= GOAL =
How many of these lines hold the string "Hovmöller"? Answer with the number only.
[Begin LISTED ENTRIES]
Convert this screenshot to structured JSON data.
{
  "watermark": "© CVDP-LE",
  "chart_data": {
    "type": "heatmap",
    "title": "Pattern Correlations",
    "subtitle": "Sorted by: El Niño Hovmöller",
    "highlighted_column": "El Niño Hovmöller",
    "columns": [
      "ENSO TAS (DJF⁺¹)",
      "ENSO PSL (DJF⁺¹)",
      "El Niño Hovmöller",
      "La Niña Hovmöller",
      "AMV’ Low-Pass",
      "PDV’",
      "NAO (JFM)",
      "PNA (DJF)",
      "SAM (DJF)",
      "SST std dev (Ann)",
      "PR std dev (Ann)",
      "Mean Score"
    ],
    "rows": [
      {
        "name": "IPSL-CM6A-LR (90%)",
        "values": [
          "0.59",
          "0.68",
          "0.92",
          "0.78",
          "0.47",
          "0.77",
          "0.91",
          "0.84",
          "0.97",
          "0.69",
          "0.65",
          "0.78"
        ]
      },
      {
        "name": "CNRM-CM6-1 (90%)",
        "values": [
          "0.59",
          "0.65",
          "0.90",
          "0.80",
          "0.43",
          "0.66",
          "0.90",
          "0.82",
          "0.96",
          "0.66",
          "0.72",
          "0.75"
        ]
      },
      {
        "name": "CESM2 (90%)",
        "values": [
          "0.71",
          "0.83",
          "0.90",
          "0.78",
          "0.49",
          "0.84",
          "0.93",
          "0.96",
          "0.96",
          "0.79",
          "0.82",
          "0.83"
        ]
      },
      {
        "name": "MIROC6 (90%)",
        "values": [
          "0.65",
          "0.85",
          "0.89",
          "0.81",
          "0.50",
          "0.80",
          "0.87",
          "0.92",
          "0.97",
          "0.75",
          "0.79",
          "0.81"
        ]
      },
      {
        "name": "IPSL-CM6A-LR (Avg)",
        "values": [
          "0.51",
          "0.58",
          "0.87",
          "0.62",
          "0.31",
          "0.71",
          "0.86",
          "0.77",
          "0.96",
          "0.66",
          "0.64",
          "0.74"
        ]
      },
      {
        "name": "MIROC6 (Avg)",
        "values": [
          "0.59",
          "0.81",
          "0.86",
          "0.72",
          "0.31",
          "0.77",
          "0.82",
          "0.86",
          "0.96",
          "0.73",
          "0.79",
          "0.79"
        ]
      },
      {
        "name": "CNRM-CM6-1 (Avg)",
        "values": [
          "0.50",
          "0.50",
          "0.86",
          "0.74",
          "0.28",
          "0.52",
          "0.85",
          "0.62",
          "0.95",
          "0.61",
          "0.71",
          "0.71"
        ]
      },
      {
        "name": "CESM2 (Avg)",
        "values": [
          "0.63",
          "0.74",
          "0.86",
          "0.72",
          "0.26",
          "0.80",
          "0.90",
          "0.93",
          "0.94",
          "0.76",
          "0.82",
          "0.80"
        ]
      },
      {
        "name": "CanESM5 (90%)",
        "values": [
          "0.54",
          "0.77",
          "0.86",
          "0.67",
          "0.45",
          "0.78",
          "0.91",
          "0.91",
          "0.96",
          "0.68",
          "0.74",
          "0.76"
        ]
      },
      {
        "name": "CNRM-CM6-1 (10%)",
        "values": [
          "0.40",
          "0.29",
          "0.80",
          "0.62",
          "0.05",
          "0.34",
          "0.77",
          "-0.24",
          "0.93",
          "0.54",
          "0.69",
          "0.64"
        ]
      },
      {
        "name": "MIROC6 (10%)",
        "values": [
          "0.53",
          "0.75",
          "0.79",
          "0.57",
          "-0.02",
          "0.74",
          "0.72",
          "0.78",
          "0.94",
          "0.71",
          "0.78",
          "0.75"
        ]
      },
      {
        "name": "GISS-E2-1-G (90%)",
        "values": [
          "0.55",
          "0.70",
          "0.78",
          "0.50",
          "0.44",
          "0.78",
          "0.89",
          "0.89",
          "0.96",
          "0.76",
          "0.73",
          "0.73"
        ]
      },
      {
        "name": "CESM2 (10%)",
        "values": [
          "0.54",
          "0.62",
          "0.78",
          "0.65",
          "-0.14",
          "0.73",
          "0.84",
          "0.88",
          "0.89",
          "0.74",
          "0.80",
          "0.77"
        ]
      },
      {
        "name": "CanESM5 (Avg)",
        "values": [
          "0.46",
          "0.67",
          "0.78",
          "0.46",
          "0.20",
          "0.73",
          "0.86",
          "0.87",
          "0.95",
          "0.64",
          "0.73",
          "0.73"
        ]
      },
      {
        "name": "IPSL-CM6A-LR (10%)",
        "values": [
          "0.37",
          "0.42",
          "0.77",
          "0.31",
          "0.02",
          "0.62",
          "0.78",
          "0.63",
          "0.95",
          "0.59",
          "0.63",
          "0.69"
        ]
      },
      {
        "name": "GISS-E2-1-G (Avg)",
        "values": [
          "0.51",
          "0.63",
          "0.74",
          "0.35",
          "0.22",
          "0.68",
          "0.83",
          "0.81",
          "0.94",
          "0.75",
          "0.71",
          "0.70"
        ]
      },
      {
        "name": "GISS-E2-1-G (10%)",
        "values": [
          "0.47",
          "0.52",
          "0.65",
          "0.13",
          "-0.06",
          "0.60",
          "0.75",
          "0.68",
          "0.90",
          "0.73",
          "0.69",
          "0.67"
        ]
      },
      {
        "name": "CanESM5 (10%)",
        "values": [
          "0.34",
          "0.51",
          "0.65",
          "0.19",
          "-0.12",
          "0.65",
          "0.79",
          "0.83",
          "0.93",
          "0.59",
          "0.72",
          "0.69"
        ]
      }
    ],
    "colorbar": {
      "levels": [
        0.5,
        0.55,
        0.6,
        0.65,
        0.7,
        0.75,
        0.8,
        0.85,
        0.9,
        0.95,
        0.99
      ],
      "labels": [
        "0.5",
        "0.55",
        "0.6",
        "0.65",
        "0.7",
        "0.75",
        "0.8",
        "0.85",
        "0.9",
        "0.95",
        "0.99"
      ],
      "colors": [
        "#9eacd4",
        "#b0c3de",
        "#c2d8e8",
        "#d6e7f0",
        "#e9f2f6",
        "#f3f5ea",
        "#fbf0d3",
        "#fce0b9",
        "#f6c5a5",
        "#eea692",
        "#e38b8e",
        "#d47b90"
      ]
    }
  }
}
[End LISTED ENTRIES]
= TASK SOLUTION =
4